Stored items
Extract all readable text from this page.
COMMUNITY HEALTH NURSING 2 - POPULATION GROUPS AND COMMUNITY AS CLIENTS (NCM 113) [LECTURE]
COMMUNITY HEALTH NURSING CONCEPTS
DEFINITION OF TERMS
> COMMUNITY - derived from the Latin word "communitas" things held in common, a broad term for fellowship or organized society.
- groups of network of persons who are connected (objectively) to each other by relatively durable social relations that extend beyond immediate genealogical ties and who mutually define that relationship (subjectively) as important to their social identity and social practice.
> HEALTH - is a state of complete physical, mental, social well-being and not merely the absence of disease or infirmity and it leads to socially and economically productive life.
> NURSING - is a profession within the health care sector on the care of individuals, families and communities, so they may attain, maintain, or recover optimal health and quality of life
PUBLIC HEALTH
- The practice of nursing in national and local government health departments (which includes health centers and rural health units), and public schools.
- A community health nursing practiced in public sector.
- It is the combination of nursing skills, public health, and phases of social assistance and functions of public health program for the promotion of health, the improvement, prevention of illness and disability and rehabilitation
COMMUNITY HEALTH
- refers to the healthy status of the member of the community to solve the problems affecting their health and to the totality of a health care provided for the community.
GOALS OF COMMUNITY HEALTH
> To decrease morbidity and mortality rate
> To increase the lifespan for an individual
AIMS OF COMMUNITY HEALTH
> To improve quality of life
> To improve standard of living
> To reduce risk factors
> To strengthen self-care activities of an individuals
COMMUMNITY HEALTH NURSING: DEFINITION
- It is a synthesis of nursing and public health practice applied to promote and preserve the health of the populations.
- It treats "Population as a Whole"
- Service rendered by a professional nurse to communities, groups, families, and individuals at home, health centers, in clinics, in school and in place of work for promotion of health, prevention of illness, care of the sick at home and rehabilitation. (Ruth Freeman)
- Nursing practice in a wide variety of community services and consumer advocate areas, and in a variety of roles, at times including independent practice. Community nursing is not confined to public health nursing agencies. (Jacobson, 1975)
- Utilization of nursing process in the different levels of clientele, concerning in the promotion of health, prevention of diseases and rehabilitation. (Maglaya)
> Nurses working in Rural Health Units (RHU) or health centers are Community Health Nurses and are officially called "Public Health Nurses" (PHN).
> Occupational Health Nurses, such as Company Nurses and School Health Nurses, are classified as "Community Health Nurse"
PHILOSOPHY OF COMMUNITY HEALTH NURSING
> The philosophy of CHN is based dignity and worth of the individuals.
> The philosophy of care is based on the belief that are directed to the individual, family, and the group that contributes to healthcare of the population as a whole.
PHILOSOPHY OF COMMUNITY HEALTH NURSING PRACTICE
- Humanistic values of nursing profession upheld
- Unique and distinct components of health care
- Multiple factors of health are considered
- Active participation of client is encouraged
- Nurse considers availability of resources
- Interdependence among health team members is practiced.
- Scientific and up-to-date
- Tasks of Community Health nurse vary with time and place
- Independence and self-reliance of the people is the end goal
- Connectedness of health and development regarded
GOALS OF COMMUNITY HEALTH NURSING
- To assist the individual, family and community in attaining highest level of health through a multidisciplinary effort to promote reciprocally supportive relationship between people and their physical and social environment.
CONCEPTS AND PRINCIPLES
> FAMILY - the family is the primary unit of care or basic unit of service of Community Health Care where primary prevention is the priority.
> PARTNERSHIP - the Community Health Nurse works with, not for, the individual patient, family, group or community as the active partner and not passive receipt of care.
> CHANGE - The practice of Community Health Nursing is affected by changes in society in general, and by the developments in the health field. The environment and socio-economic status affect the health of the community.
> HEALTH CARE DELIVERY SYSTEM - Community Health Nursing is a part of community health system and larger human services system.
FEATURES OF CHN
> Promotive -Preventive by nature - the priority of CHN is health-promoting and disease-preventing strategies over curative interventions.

==

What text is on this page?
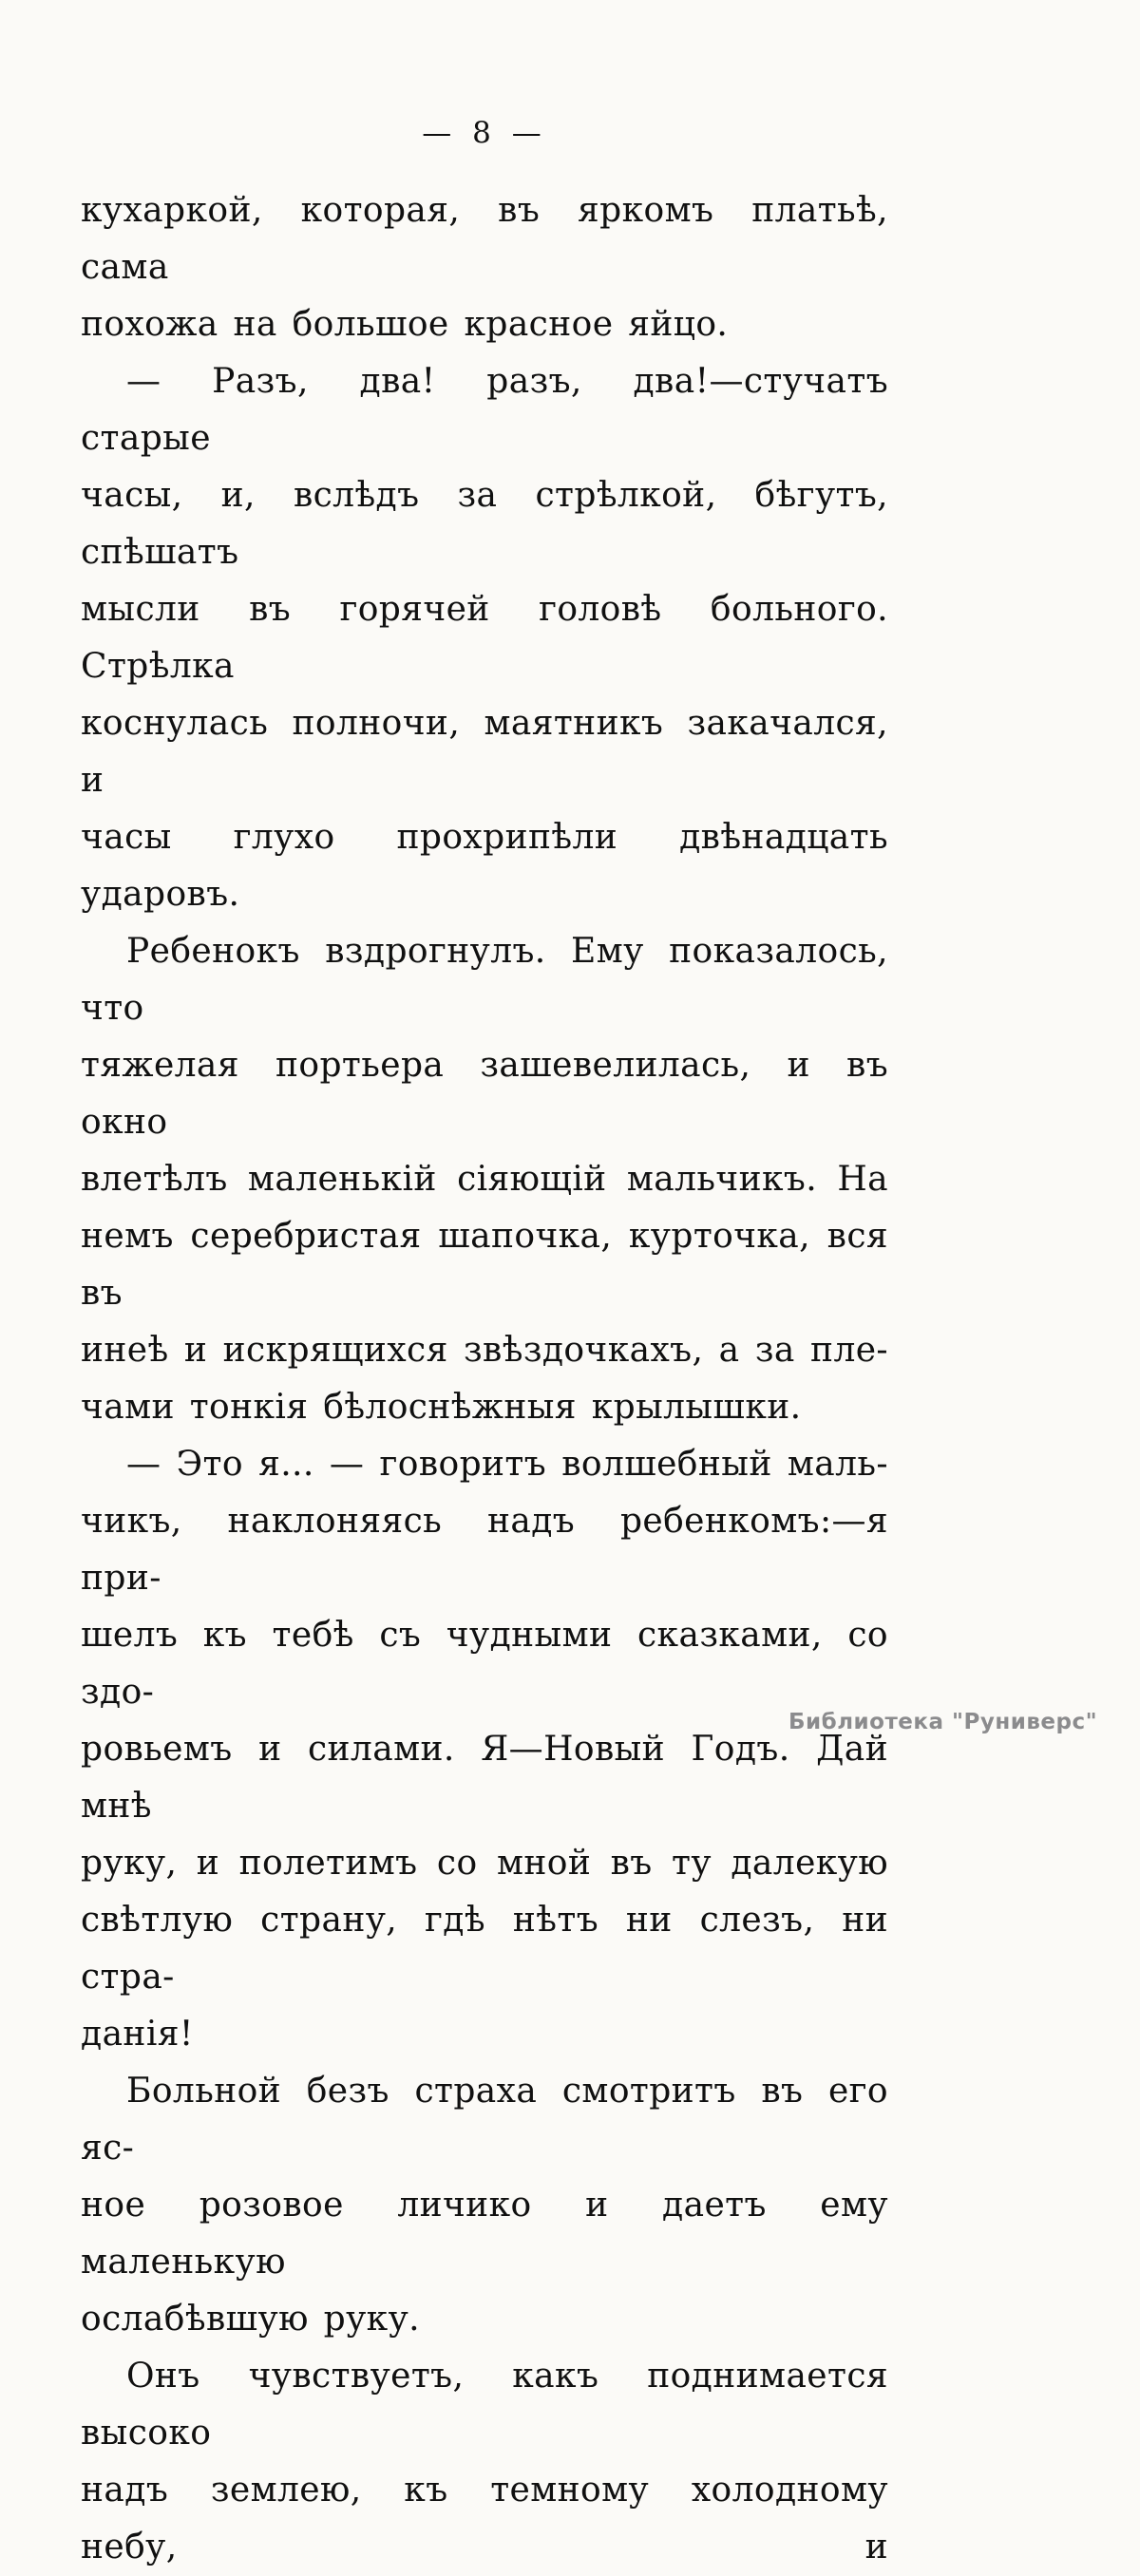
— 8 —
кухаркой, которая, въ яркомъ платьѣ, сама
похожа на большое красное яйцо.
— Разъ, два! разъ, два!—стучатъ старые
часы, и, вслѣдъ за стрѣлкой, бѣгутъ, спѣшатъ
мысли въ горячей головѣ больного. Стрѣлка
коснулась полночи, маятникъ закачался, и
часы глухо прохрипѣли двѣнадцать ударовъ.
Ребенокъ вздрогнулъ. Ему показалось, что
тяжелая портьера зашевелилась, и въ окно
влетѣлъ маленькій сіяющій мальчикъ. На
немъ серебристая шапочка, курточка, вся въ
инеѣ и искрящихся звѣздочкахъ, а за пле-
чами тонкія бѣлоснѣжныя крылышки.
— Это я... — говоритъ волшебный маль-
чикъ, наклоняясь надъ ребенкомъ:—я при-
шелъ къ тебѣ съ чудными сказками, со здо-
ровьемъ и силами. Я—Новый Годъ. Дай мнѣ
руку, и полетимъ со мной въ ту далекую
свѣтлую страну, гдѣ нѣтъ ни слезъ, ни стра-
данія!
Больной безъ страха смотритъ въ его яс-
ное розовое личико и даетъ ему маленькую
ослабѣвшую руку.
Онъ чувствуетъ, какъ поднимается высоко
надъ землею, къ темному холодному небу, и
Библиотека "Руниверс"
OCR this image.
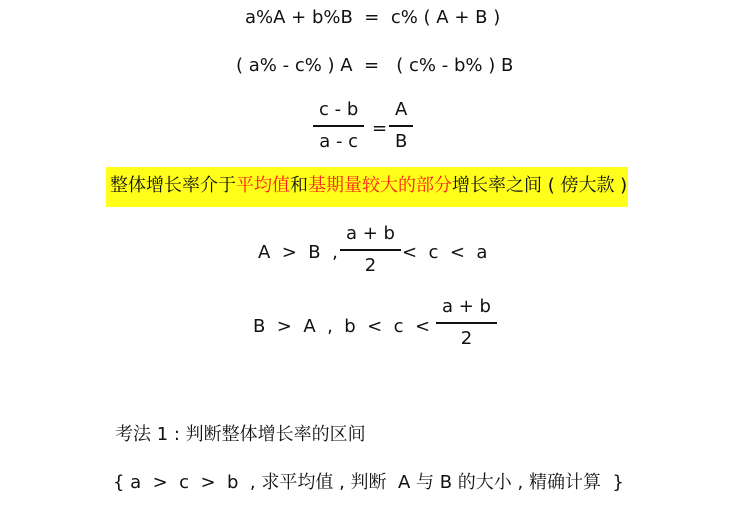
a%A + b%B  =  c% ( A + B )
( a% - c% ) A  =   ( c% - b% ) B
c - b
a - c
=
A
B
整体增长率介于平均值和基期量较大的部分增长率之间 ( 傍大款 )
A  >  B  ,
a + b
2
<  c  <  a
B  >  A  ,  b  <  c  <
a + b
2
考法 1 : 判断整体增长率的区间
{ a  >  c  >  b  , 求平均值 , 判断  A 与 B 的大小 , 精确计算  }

* * *

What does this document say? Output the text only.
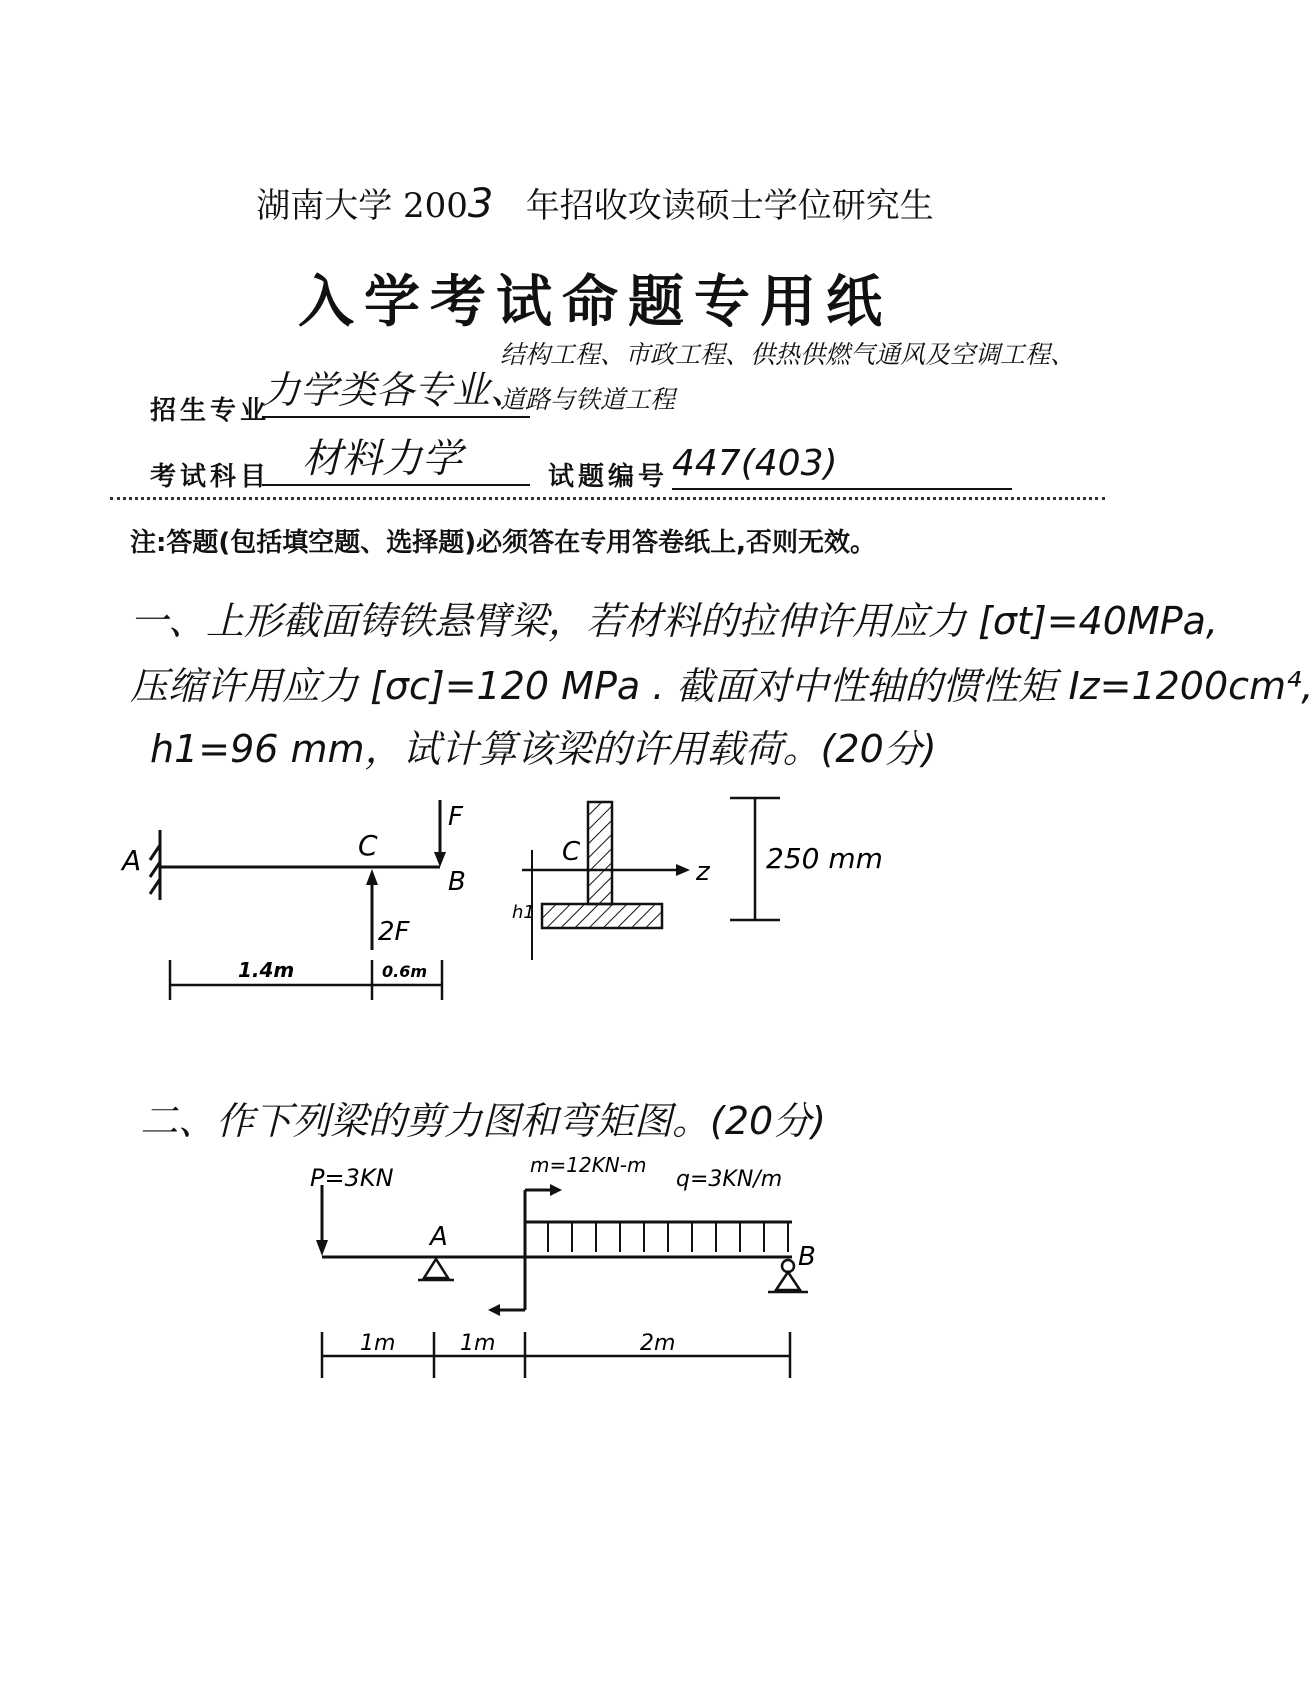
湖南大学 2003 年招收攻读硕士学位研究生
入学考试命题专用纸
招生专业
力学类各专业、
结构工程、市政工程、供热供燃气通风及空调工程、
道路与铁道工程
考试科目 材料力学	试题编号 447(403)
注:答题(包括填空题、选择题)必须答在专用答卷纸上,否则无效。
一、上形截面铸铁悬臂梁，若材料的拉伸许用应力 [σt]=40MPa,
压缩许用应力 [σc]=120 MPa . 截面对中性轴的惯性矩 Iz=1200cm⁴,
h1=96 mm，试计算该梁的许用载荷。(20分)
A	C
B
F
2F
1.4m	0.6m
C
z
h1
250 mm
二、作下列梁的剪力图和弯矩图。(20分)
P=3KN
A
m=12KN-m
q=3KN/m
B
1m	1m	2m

_JOB_:
Return every line in the listing that contains the word "руку".

_RIGHT ANSWER_:
руку, и полетимъ со мной въ ту далекую
ослабѣвшую руку.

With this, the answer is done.